MATERIAL FOR THIS EXERCISE »

■ ■ ■ ■ ■

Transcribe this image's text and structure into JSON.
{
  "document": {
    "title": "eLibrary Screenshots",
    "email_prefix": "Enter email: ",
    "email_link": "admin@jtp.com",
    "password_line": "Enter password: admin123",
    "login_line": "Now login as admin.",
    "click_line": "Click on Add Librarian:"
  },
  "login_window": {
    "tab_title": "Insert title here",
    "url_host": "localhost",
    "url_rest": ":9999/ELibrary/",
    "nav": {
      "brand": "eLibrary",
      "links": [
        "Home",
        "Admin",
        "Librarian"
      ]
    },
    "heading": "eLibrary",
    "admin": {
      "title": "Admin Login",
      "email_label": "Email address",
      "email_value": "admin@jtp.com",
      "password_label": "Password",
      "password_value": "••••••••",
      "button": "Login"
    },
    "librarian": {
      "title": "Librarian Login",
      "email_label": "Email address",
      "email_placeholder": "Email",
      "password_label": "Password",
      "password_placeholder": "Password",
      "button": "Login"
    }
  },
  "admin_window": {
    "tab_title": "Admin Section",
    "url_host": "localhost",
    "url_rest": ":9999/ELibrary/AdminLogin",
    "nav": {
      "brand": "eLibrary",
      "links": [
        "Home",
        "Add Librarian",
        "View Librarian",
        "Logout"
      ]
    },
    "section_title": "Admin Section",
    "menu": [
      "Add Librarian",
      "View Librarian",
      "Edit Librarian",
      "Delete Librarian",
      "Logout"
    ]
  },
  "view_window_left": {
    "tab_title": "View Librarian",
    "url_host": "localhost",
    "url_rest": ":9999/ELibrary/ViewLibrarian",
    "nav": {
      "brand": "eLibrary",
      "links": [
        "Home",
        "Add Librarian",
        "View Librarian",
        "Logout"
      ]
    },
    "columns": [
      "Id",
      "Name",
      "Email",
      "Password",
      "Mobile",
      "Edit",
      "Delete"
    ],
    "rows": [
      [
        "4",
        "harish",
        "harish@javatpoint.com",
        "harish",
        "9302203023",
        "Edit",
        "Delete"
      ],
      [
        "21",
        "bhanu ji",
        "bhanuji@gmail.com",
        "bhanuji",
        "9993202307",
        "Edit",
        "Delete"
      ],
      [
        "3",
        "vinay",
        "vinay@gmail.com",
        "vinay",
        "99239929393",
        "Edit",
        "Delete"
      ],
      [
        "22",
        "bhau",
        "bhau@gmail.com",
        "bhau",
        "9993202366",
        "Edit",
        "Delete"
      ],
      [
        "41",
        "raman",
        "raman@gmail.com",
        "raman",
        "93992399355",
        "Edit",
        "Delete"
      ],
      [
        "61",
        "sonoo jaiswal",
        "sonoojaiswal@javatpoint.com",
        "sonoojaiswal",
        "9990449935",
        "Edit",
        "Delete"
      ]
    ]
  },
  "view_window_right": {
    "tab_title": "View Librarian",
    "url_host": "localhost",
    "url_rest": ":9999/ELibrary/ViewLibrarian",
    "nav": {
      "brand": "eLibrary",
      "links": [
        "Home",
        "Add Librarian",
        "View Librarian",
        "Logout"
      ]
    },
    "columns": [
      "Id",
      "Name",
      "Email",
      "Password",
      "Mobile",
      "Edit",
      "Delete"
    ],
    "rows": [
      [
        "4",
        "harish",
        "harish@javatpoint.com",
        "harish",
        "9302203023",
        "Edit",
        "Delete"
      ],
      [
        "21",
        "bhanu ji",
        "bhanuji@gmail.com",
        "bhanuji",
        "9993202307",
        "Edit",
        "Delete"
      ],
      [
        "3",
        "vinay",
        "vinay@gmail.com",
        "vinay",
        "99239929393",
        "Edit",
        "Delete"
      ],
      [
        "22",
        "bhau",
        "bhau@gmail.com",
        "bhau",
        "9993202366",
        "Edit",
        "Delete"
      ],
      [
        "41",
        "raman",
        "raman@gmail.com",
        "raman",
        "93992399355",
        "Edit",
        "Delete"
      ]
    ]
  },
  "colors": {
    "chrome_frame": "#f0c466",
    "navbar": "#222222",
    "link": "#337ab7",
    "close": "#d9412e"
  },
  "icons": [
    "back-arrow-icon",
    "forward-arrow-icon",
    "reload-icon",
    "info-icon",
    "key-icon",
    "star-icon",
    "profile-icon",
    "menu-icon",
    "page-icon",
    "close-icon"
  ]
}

■ ■ ■ ■ ■

Retype every entry word for word.

Transcribe this image's text and structure into JSON.
{
  "document": {
    "title": "eLibrary Screenshots",
    "email_prefix": "Enter email: ",
    "email_link": "admin@jtp.com",
    "password_line": "Enter password: admin123",
    "login_line": "Now login as admin.",
    "click_line": "Click on Add Librarian:"
  },
  "login_window": {
    "tab_title": "Insert title here",
    "url_host": "localhost",
    "url_rest": ":9999/ELibrary/",
    "nav": {
      "brand": "eLibrary",
      "links": [
        "Home",
        "Admin",
        "Librarian"
      ]
    },
    "heading": "eLibrary",
    "admin": {
      "title": "Admin Login",
      "email_label": "Email address",
      "email_value": "admin@jtp.com",
      "password_label": "Password",
      "password_value": "••••••••",
      "button": "Login"
    },
    "librarian": {
      "title": "Librarian Login",
      "email_label": "Email address",
      "email_placeholder": "Email",
      "password_label": "Password",
      "password_placeholder": "Password",
      "button": "Login"
    }
  },
  "admin_window": {
    "tab_title": "Admin Section",
    "url_host": "localhost",
    "url_rest": ":9999/ELibrary/AdminLogin",
    "nav": {
      "brand": "eLibrary",
      "links": [
        "Home",
        "Add Librarian",
        "View Librarian",
        "Logout"
      ]
    },
    "section_title": "Admin Section",
    "menu": [
      "Add Librarian",
      "View Librarian",
      "Edit Librarian",
      "Delete Librarian",
      "Logout"
    ]
  },
  "view_window_left": {
    "tab_title": "View Librarian",
    "url_host": "localhost",
    "url_rest": ":9999/ELibrary/ViewLibrarian",
    "nav": {
      "brand": "eLibrary",
      "links": [
        "Home",
        "Add Librarian",
        "View Librarian",
        "Logout"
      ]
    },
    "columns": [
      "Id",
      "Name",
      "Email",
      "Password",
      "Mobile",
      "Edit",
      "Delete"
    ],
    "rows": [
      [
        "4",
        "harish",
        "harish@javatpoint.com",
        "harish",
        "9302203023",
        "Edit",
        "Delete"
      ],
      [
        "21",
        "bhanu ji",
        "bhanuji@gmail.com",
        "bhanuji",
        "9993202307",
        "Edit",
        "Delete"
      ],
      [
        "3",
        "vinay",
        "vinay@gmail.com",
        "vinay",
        "99239929393",
        "Edit",
        "Delete"
      ],
      [
        "22",
        "bhau",
        "bhau@gmail.com",
        "bhau",
        "9993202366",
        "Edit",
        "Delete"
      ],
      [
        "41",
        "raman",
        "raman@gmail.com",
        "raman",
        "93992399355",
        "Edit",
        "Delete"
      ],
      [
        "61",
        "sonoo jaiswal",
        "sonoojaiswal@javatpoint.com",
        "sonoojaiswal",
        "9990449935",
        "Edit",
        "Delete"
      ]
    ]
  },
  "view_window_right": {
    "tab_title": "View Librarian",
    "url_host": "localhost",
    "url_rest": ":9999/ELibrary/ViewLibrarian",
    "nav": {
      "brand": "eLibrary",
      "links": [
        "Home",
        "Add Librarian",
        "View Librarian",
        "Logout"
      ]
    },
    "columns": [
      "Id",
      "Name",
      "Email",
      "Password",
      "Mobile",
      "Edit",
      "Delete"
    ],
    "rows": [
      [
        "4",
        "harish",
        "harish@javatpoint.com",
        "harish",
        "9302203023",
        "Edit",
        "Delete"
      ],
      [
        "21",
        "bhanu ji",
        "bhanuji@gmail.com",
        "bhanuji",
        "9993202307",
        "Edit",
        "Delete"
      ],
      [
        "3",
        "vinay",
        "vinay@gmail.com",
        "vinay",
        "99239929393",
        "Edit",
        "Delete"
      ],
      [
        "22",
        "bhau",
        "bhau@gmail.com",
        "bhau",
        "9993202366",
        "Edit",
        "Delete"
      ],
      [
        "41",
        "raman",
        "raman@gmail.com",
        "raman",
        "93992399355",
        "Edit",
        "Delete"
      ]
    ]
  },
  "colors": {
    "chrome_frame": "#f0c466",
    "navbar": "#222222",
    "link": "#337ab7",
    "close": "#d9412e"
  },
  "icons": [
    "back-arrow-icon",
    "forward-arrow-icon",
    "reload-icon",
    "info-icon",
    "key-icon",
    "star-icon",
    "profile-icon",
    "menu-icon",
    "page-icon",
    "close-icon"
  ]
}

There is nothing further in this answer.